Aim of the exercise:
Transcribe each line of the material as it is, and drop any picture.
------------------------------
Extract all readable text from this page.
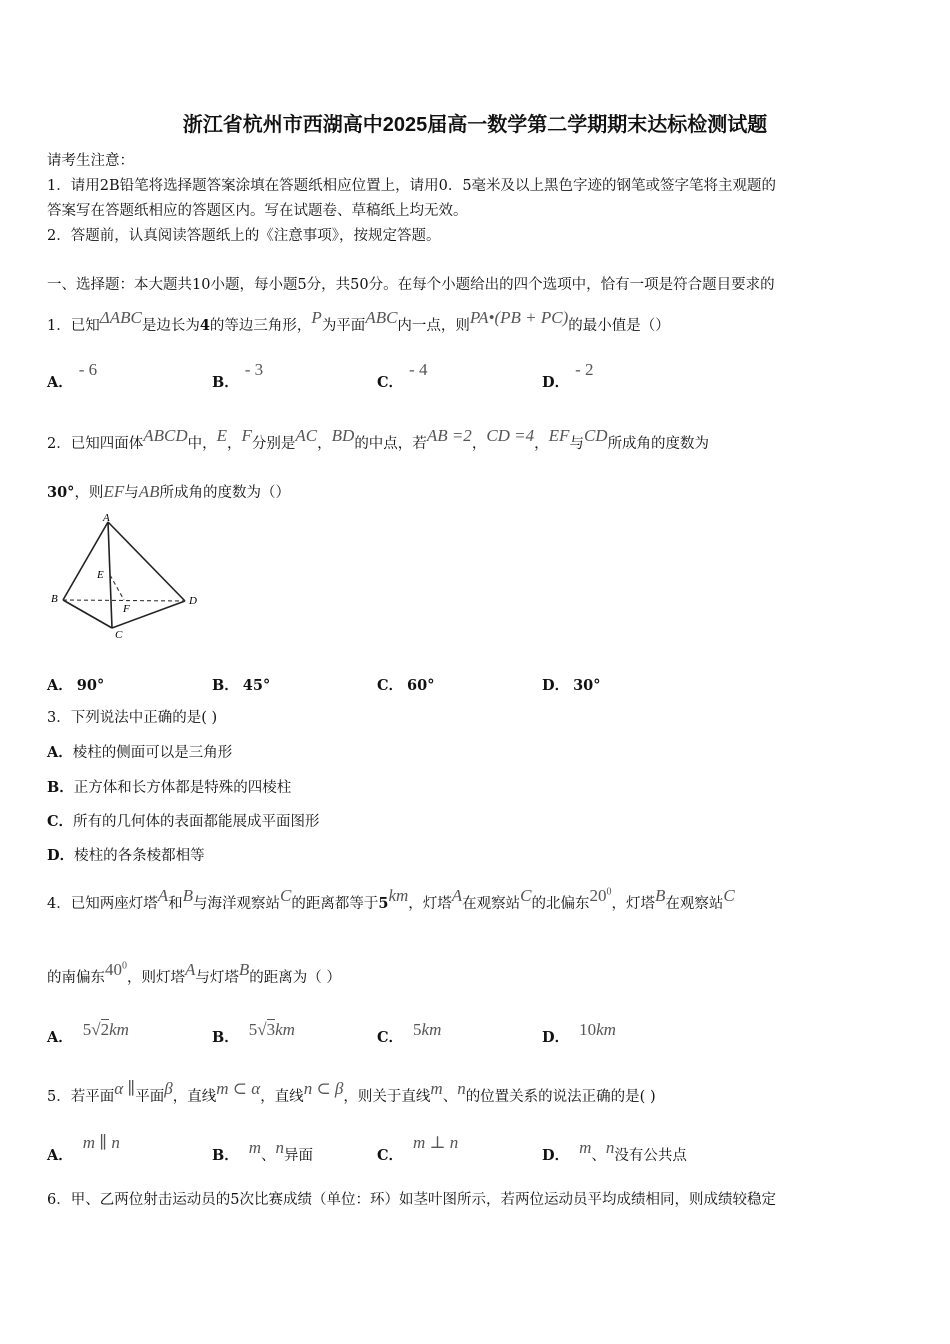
浙江省杭州市西湖高中2025届高一数学第二学期期末达标检测试题
请考生注意：
1．请用2B铅笔将选择题答案涂填在答题纸相应位置上，请用0．5毫米及以上黑色字迹的钢笔或签字笔将主观题的
答案写在答题纸相应的答题区内。写在试题卷、草稿纸上均无效。
2．答题前，认真阅读答题纸上的《注意事项》，按规定答题。
一、选择题：本大题共10小题，每小题5分，共50分。在每个小题给出的四个选项中，恰有一项是符合题目要求的
1．已知ΔABC是边长为4的等边三角形，P为平面ABC内一点，则PA•(PB + PC)的最小值是（）
A．- 6
B．- 3
C．- 4
D．- 2
2．已知四面体ABCD中，E，F分别是AC，BD的中点，若AB =2，CD =4，EF与CD所成角的度数为
30°，则EF与AB所成角的度数为（）
A
B
C
D
E
F
A． 90°	B． 45°	C． 60°	D． 30°
3．下列说法中正确的是( )
A．棱柱的侧面可以是三角形
B．正方体和长方体都是特殊的四棱柱
C．所有的几何体的表面都能展成平面图形
D．棱柱的各条棱都相等
4．已知两座灯塔A和B与海洋观察站C的距离都等于5km，灯塔A在观察站C的北偏东$20^0$，灯塔B在观察站C
的南偏东$40^0$，则灯塔A与灯塔B的距离为（ ）
A． 5√2km	B． 5√3km	C． 5km	D． 10km
5．若平面α ∥平面β，直线m ⊂ α，直线n ⊂ β，则关于直线m、n的位置关系的说法正确的是( )
A．m ∥ n
B． m、n异面	C．m ⊥ n
D． m、n没有公共点
6．甲、乙两位射击运动员的5次比赛成绩（单位：环）如茎叶图所示，若两位运动员平均成绩相同，则成绩较稳定
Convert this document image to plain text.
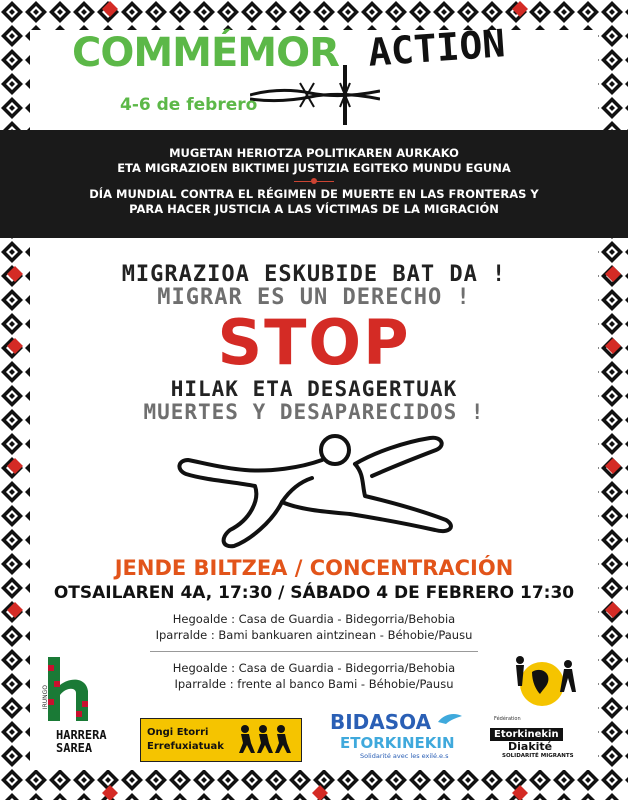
COMMÉMOR ACTION
4-6 de febrero
MUGETAN HERIOTZA POLITIKAREN AURKAKO
ETA MIGRAZIOEN BIKTIMEI JUSTIZIA EGITEKO MUNDU EGUNA
DÍA MUNDIAL CONTRA EL RÉGIMEN DE MUERTE EN LAS FRONTERAS Y
PARA HACER JUSTICIA A LAS VÍCTIMAS DE LA MIGRACIÓN
MIGRAZIOA ESKUBIDE BAT DA !
MIGRAR ES UN DERECHO !
STOP
HILAK ETA DESAGERTUAK
MUERTES Y DESAPARECIDOS !
JENDE BILTZEA / CONCENTRACIÓN
OTSAILAREN 4A, 17:30 / SÁBADO 4 DE FEBRERO 17:30
Hegoalde : Casa de Guardia - Bidegorria/Behobia
Iparralde : Bami bankuaren aintzinean - Béhobie/Pausu
Hegoalde : Casa de Guardia - Bidegorria/Behobia
Iparralde : frente al banco Bami - Béhobie/Pausu
IRUNGO
HARRERA
SAREA
Ongi Etorri
Errefuxiatuak
BIDASOA
ETORKINEKIN
Solidarité avec les exilé.e.s
Fédération
Etorkinekin
Diakité
SOLIDARITÉ MIGRANTS
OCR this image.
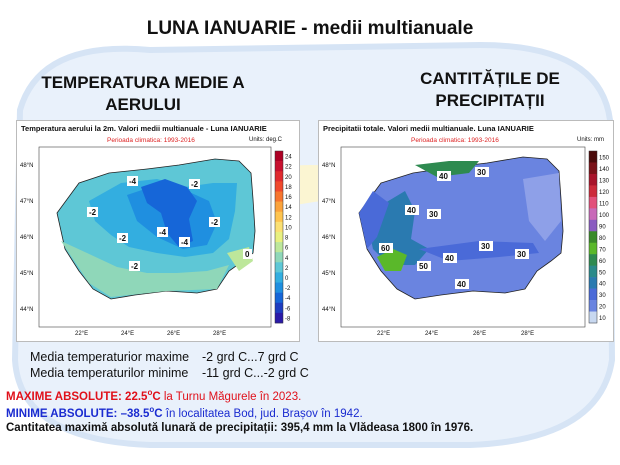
LUNA IANUARIE - medii multianuale
TEMPERATURA MEDIE A AERULUI
CANTITĂȚILE DE PRECIPITAȚII
Temperatura aerului la 2m. Valori medii multianuale - Luna IANUARIE
Perioada climatica: 1993-2016	Units: deg.C
48°N
47°N
46°N
45°N
44°N
22°E	24°E	26°E	28°E
-4
-2
-2
-2
-4
-4
-2
-2
0
24
22
20
18
16
14
12
10
8
6
4
2
0
-2
-4
-6
-8
Precipitatii totale. Valori medii multianuale. Luna IANUARIE
Perioada climatica: 1993-2016	Units: mm
48°N
47°N
46°N
45°N
44°N
22°E	24°E	26°E	28°E
40
40 30
30
30
60
50
40
30
40
150
140
130
120
110
100
90
80
70
60
50
40
30
20
10
Media temperaturior maxime	-2 grd C...7 grd C
Media temperaturilor minime	-11 grd C...-2 grd C
MAXIME ABSOLUTE: 22.5$^o$C la Turnu Măgurele în 2023.
MINIME ABSOLUTE: –38.5$^o$C în localitatea Bod, jud. Brașov în 1942.
Cantitatea maximă absolută lunară de precipitații: 395,4 mm la Vlădeasa 1800 în 1976.
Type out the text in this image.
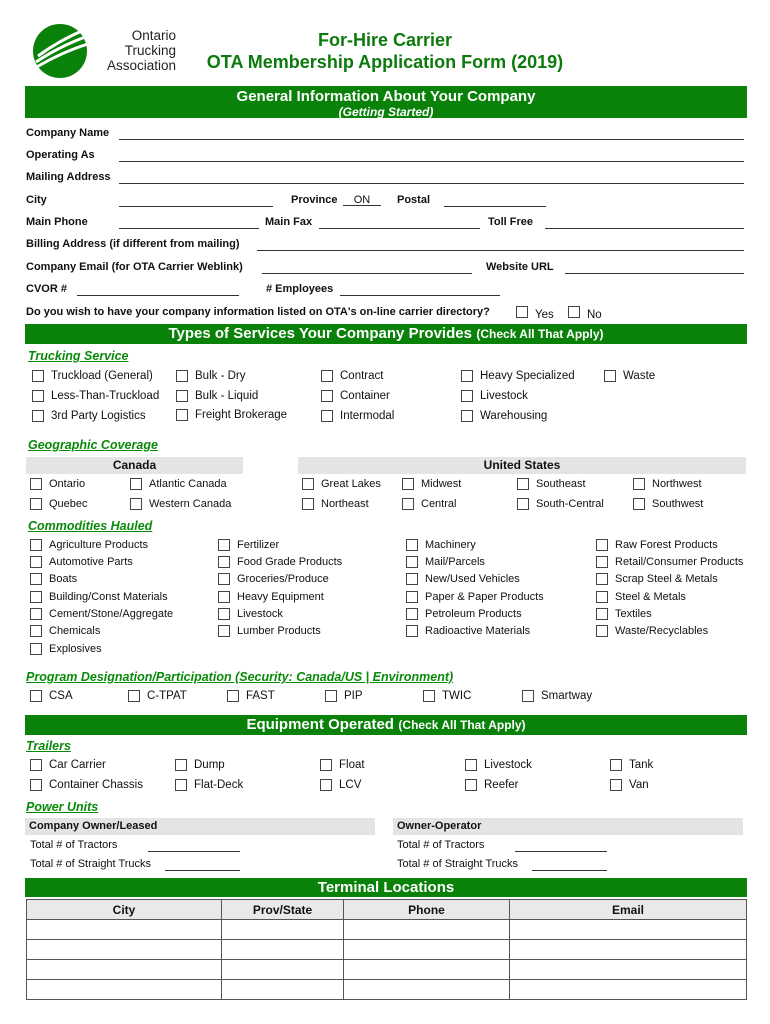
Ontario
Trucking
Association
For-Hire Carrier
OTA Membership Application Form (2019)
General Information About Your Company
(Getting Started)
Company Name
Operating As
Mailing Address
City	Province	ON	Postal
Main Phone	Main Fax	Toll Free
Billing Address (if different from mailing)
Company Email (for OTA Carrier Weblink)	Website URL
CVOR #	# Employees
Do you wish to have your company information listed on OTA's on-line carrier directory?	Yes	No
Types of Services Your Company Provides (Check All That Apply)
Trucking Service
Truckload (General)	Bulk - Dry	Contract	Heavy Specialized	Waste
Less-Than-Truckload	Bulk - Liquid	Container	Livestock
3rd Party Logistics	Freight Brokerage	Intermodal	Warehousing
Geographic Coverage
Canada	United States
Ontario	Atlantic Canada
Quebec	Western Canada
Great Lakes	Midwest	Southeast	Northwest
Northeast	Central	South-Central	Southwest
Commodities Hauled
Agriculture Products
Automotive Parts
Boats
Building/Const Materials
Cement/Stone/Aggregate
Chemicals
Explosives
Fertilizer
Food Grade Products
Groceries/Produce
Heavy Equipment
Livestock
Lumber Products
Machinery
Mail/Parcels
New/Used Vehicles
Paper & Paper Products
Petroleum Products
Radioactive Materials
Raw Forest Products
Retail/Consumer Products
Scrap Steel & Metals
Steel & Metals
Textiles
Waste/Recyclables
Program Designation/Participation (Security: Canada/US | Environment)
CSA	C-TPAT	FAST	PIP	TWIC	Smartway
Equipment Operated (Check All That Apply)
Trailers
Car Carrier	Dump	Float	Livestock	Tank
Container Chassis	Flat-Deck	LCV	Reefer	Van
Power Units
Company Owner/Leased	Owner-Operator
Total # of Tractors
Total # of Straight Trucks
Total # of Tractors
Total # of Straight Trucks
Terminal Locations
City	Prov/State	Phone	Email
------------------------------
Output for this exercise:
Extract all readable text from this page.
浙江省杭州市西湖高中2025届高一数学第二学期期末达标检测试题
请考生注意：
1．请用2B铅笔将选择题答案涂填在答题纸相应位置上，请用0．5毫米及以上黑色字迹的钢笔或签字笔将主观题的
答案写在答题纸相应的答题区内。写在试题卷、草稿纸上均无效。
2．答题前，认真阅读答题纸上的《注意事项》，按规定答题。
一、选择题：本大题共10小题，每小题5分，共50分。在每个小题给出的四个选项中，恰有一项是符合题目要求的
1．已知ΔABC是边长为4的等边三角形，P为平面ABC内一点，则PA•(PB + PC)的最小值是（）
A．- 6
B．- 3
C．- 4
D．- 2
2．已知四面体ABCD中，E，F分别是AC，BD的中点，若AB =2，CD =4，EF与CD所成角的度数为
30°，则EF与AB所成角的度数为（）
A
B
C
D
E
F
A． 90°	B． 45°	C． 60°	D． 30°
3．下列说法中正确的是( )
A．棱柱的侧面可以是三角形
B．正方体和长方体都是特殊的四棱柱
C．所有的几何体的表面都能展成平面图形
D．棱柱的各条棱都相等
4．已知两座灯塔A和B与海洋观察站C的距离都等于5km，灯塔A在观察站C的北偏东$20^0$，灯塔B在观察站C
的南偏东$40^0$，则灯塔A与灯塔B的距离为（ ）
A． 5√2km	B． 5√3km	C． 5km	D． 10km
5．若平面α ∥平面β，直线m ⊂ α，直线n ⊂ β，则关于直线m、n的位置关系的说法正确的是( )
A．m ∥ n
B． m、n异面	C．m ⊥ n
D． m、n没有公共点
6．甲、乙两位射击运动员的5次比赛成绩（单位：环）如茎叶图所示，若两位运动员平均成绩相同，则成绩较稳定
Convert this document image to plain text.
COMMÉMOR ACTION
4-6 de febrero
MUGETAN HERIOTZA POLITIKAREN AURKAKO
ETA MIGRAZIOEN BIKTIMEI JUSTIZIA EGITEKO MUNDU EGUNA
DÍA MUNDIAL CONTRA EL RÉGIMEN DE MUERTE EN LAS FRONTERAS Y
PARA HACER JUSTICIA A LAS VÍCTIMAS DE LA MIGRACIÓN
MIGRAZIOA ESKUBIDE BAT DA !
MIGRAR ES UN DERECHO !
STOP
HILAK ETA DESAGERTUAK
MUERTES Y DESAPARECIDOS !
JENDE BILTZEA / CONCENTRACIÓN
OTSAILAREN 4A, 17:30 / SÁBADO 4 DE FEBRERO 17:30
Hegoalde : Casa de Guardia - Bidegorria/Behobia
Iparralde : Bami bankuaren aintzinean - Béhobie/Pausu
Hegoalde : Casa de Guardia - Bidegorria/Behobia
Iparralde : frente al banco Bami - Béhobie/Pausu
IRUNGO
HARRERA
SAREA
Ongi Etorri
Errefuxiatuak
BIDASOA
ETORKINEKIN
Solidarité avec les exilé.e.s
Fédération
Etorkinekin
Diakité
SOLIDARITÉ MIGRANTS
OCR this image.
LUNA IANUARIE - medii multianuale
TEMPERATURA MEDIE A AERULUI
CANTITĂȚILE DE PRECIPITAȚII
Temperatura aerului la 2m. Valori medii multianuale - Luna IANUARIE
Perioada climatica: 1993-2016	Units: deg.C
48°N
47°N
46°N
45°N
44°N
22°E	24°E	26°E	28°E
-4
-2
-2
-2
-4
-4
-2
-2
0
24
22
20
18
16
14
12
10
8
6
4
2
0
-2
-4
-6
-8
Precipitatii totale. Valori medii multianuale. Luna IANUARIE
Perioada climatica: 1993-2016	Units: mm
48°N
47°N
46°N
45°N
44°N
22°E	24°E	26°E	28°E
40
40 30
30
30
60
50
40
30
40
150
140
130
120
110
100
90
80
70
60
50
40
30
20
10
Media temperaturior maxime	-2 grd C...7 grd C
Media temperaturilor minime	-11 grd C...-2 grd C
MAXIME ABSOLUTE: 22.5$^o$C la Turnu Măgurele în 2023.
MINIME ABSOLUTE: –38.5$^o$C în localitatea Bod, jud. Brașov în 1942.
Cantitatea maximă absolută lunară de precipitații: 395,4 mm la Vlădeasa 1800 în 1976.
Type out the text in this image.
Ontario
Trucking
Association
For-Hire Carrier
OTA Membership Application Form (2019)
General Information About Your Company
(Getting Started)
Company Name
Operating As
Mailing Address
City	Province	ON	Postal
Main Phone	Main Fax	Toll Free
Billing Address (if different from mailing)
Company Email (for OTA Carrier Weblink)	Website URL
CVOR #	# Employees
Do you wish to have your company information listed on OTA's on-line carrier directory?	Yes	No
Types of Services Your Company Provides (Check All That Apply)
Trucking Service
Truckload (General)	Bulk - Dry	Contract	Heavy Specialized	Waste
Less-Than-Truckload	Bulk - Liquid	Container	Livestock
3rd Party Logistics	Freight Brokerage	Intermodal	Warehousing
Geographic Coverage
Canada	United States
Ontario	Atlantic Canada
Quebec	Western Canada
Great Lakes	Midwest	Southeast	Northwest
Northeast	Central	South-Central	Southwest
Commodities Hauled
Agriculture Products
Automotive Parts
Boats
Building/Const Materials
Cement/Stone/Aggregate
Chemicals
Explosives
Fertilizer
Food Grade Products
Groceries/Produce
Heavy Equipment
Livestock
Lumber Products
Machinery
Mail/Parcels
New/Used Vehicles
Paper & Paper Products
Petroleum Products
Radioactive Materials
Raw Forest Products
Retail/Consumer Products
Scrap Steel & Metals
Steel & Metals
Textiles
Waste/Recyclables
Program Designation/Participation (Security: Canada/US | Environment)
CSA	C-TPAT	FAST	PIP	TWIC	Smartway
Equipment Operated (Check All That Apply)
Trailers
Car Carrier	Dump	Float	Livestock	Tank
Container Chassis	Flat-Deck	LCV	Reefer	Van
Power Units
Company Owner/Leased	Owner-Operator
Total # of Tractors
Total # of Straight Trucks
Total # of Tractors
Total # of Straight Trucks
Terminal Locations
City	Prov/State	Phone	Email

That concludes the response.